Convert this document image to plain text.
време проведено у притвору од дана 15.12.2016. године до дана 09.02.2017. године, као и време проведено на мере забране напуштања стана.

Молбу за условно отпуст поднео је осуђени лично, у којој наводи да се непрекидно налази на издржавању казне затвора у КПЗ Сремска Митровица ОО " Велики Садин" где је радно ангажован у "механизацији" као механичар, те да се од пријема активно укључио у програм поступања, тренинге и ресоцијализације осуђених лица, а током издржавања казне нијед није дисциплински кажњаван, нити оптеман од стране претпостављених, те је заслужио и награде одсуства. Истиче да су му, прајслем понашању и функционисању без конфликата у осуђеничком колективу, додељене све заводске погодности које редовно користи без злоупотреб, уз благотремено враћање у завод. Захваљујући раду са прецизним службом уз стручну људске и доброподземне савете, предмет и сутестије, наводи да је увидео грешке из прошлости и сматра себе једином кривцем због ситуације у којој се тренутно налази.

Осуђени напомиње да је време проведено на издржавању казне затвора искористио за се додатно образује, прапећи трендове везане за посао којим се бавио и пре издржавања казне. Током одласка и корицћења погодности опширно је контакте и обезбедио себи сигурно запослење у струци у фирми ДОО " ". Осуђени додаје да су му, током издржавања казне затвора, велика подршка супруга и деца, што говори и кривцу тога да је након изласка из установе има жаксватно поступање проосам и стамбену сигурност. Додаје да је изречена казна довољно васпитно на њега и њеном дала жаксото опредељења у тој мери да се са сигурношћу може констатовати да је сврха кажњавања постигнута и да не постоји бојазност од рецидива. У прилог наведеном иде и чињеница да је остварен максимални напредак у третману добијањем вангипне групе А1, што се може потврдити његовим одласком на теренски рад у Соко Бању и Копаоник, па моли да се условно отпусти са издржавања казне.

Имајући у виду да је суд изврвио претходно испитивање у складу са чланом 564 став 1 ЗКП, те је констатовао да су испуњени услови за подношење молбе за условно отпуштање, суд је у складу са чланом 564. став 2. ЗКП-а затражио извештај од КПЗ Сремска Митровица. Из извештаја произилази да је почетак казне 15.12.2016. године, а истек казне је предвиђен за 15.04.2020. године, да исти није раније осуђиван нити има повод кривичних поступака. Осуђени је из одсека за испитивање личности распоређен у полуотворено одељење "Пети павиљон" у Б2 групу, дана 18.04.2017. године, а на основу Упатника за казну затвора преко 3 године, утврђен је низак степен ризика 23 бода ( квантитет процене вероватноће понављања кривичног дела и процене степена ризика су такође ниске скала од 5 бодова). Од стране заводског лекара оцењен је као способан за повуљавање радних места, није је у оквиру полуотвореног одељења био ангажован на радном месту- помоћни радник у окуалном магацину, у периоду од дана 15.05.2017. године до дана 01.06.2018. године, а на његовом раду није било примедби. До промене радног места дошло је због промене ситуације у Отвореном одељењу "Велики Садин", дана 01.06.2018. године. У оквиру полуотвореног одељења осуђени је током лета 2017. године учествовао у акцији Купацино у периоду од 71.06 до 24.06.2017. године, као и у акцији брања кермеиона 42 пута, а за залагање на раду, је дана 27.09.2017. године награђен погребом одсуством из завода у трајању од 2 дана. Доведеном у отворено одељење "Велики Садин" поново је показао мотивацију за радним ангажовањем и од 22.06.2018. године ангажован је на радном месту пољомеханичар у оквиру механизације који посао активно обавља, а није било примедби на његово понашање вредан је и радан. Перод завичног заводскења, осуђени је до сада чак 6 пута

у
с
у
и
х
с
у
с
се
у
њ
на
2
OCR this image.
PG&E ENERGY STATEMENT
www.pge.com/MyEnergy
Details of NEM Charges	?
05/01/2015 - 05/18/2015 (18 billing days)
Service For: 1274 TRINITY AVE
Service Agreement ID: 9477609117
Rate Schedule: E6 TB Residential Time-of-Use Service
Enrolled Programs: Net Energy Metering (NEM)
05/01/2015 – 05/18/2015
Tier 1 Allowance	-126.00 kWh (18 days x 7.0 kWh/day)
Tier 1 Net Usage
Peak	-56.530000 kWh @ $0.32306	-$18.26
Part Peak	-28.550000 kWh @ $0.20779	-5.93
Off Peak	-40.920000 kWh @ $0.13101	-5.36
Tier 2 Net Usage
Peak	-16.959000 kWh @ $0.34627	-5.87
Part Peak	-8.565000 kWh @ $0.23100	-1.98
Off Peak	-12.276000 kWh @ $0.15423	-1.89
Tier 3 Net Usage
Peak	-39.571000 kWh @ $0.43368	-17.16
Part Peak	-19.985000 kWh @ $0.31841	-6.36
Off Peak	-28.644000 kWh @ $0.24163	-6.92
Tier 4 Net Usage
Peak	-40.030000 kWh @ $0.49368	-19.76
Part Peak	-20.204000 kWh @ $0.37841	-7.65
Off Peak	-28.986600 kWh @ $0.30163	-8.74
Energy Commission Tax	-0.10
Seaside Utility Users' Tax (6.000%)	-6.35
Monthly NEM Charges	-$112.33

● ● ● ● ● ● ●

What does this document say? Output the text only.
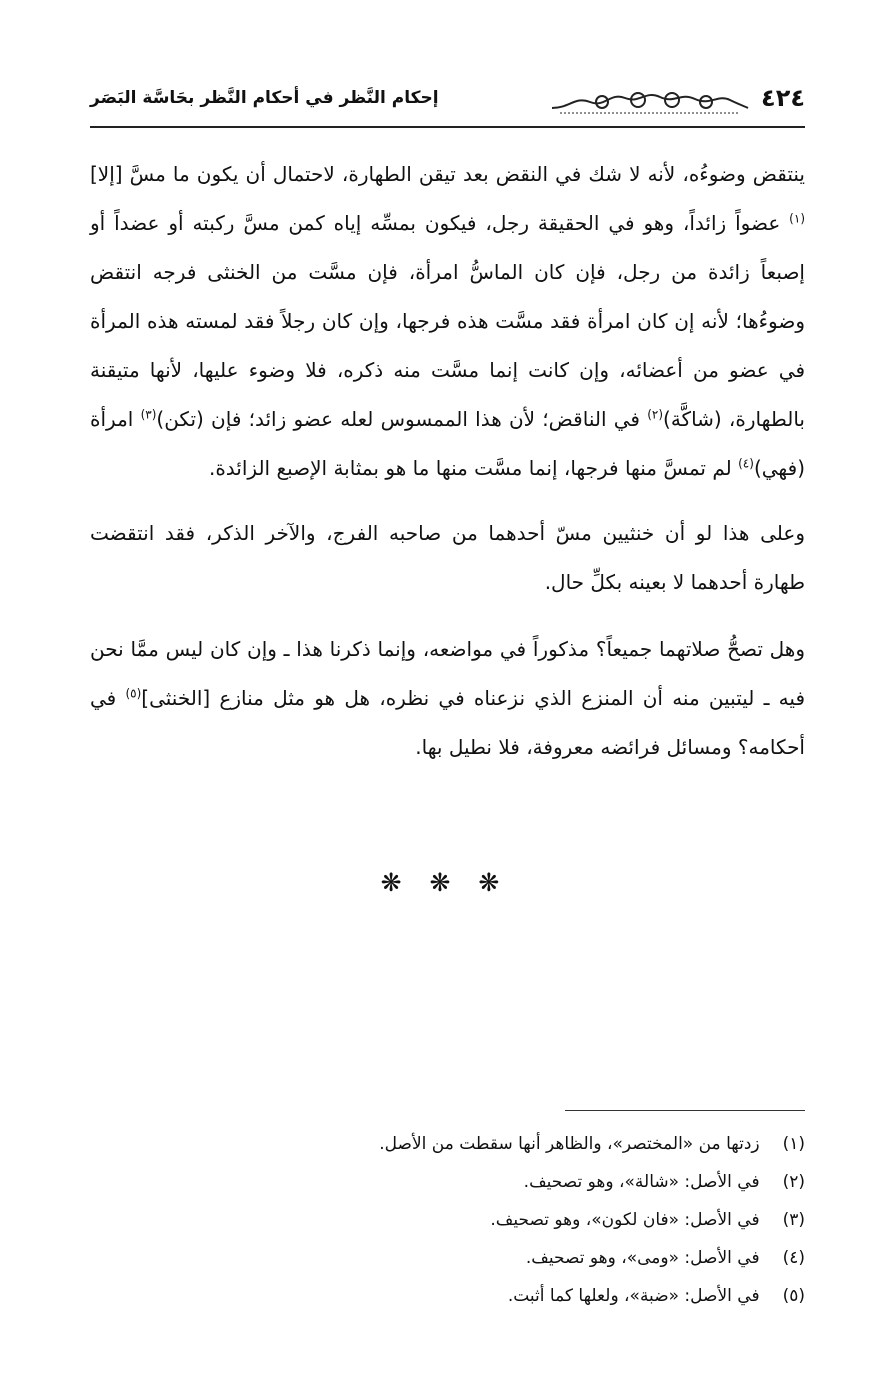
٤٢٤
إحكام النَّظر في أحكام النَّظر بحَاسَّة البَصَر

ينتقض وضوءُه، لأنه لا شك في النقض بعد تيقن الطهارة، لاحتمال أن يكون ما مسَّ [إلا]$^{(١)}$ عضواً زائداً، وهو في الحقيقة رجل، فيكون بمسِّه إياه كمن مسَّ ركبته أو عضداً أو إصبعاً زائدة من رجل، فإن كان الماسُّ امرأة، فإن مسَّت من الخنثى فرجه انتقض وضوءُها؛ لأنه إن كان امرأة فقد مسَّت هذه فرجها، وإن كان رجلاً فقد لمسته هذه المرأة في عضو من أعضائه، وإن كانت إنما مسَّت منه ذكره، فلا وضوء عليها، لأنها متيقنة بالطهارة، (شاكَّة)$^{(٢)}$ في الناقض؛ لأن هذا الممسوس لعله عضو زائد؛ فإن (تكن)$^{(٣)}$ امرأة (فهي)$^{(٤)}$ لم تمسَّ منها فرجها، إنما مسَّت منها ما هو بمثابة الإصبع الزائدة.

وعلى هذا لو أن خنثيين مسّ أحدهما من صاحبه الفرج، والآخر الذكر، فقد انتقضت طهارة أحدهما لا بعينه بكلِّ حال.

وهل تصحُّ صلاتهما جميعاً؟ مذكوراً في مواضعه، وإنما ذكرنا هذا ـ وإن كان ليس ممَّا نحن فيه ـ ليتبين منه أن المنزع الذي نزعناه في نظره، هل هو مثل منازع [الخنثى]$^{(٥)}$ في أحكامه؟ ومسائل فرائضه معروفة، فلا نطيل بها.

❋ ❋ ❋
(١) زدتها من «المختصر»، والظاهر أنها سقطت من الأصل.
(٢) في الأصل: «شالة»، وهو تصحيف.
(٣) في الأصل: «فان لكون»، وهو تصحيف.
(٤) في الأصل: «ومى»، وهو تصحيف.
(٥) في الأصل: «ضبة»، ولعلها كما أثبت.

● ● ● ● ● ● ●

### EXERCISE AIM
Reproduce each line from the records that contains the word "الخنثى".

### SOLUTION FOR THIS PROBLEM
ينتقض وضوءُه، لأنه لا شك في النقض بعد تيقن الطهارة، لاحتمال أن يكون ما مسَّ [إلا]$^{(١)}$ عضواً زائداً، وهو في الحقيقة رجل، فيكون بمسِّه إياه كمن مسَّ ركبته أو عضداً أو إصبعاً زائدة من رجل، فإن كان الماسُّ امرأة، فإن مسَّت من الخنثى فرجه انتقض وضوءُها؛ لأنه إن كان امرأة فقد مسَّت هذه فرجها، وإن كان رجلاً فقد لمسته هذه المرأة في عضو من أعضائه، وإن كانت إنما مسَّت منه ذكره، فلا وضوء عليها، لأنها متيقنة بالطهارة، (شاكَّة)$^{(٢)}$ في الناقض؛ لأن هذا الممسوس لعله عضو زائد؛ فإن (تكن)$^{(٣)}$ امرأة (فهي)$^{(٤)}$ لم تمسَّ منها فرجها، إنما مسَّت منها ما هو بمثابة الإصبع الزائدة.
وهل تصحُّ صلاتهما جميعاً؟ مذكوراً في مواضعه، وإنما ذكرنا هذا ـ وإن كان ليس ممَّا نحن فيه ـ ليتبين منه أن المنزع الذي نزعناه في نظره، هل هو مثل منازع [الخنثى]$^{(٥)}$ في أحكامه؟ ومسائل فرائضه معروفة، فلا نطيل بها.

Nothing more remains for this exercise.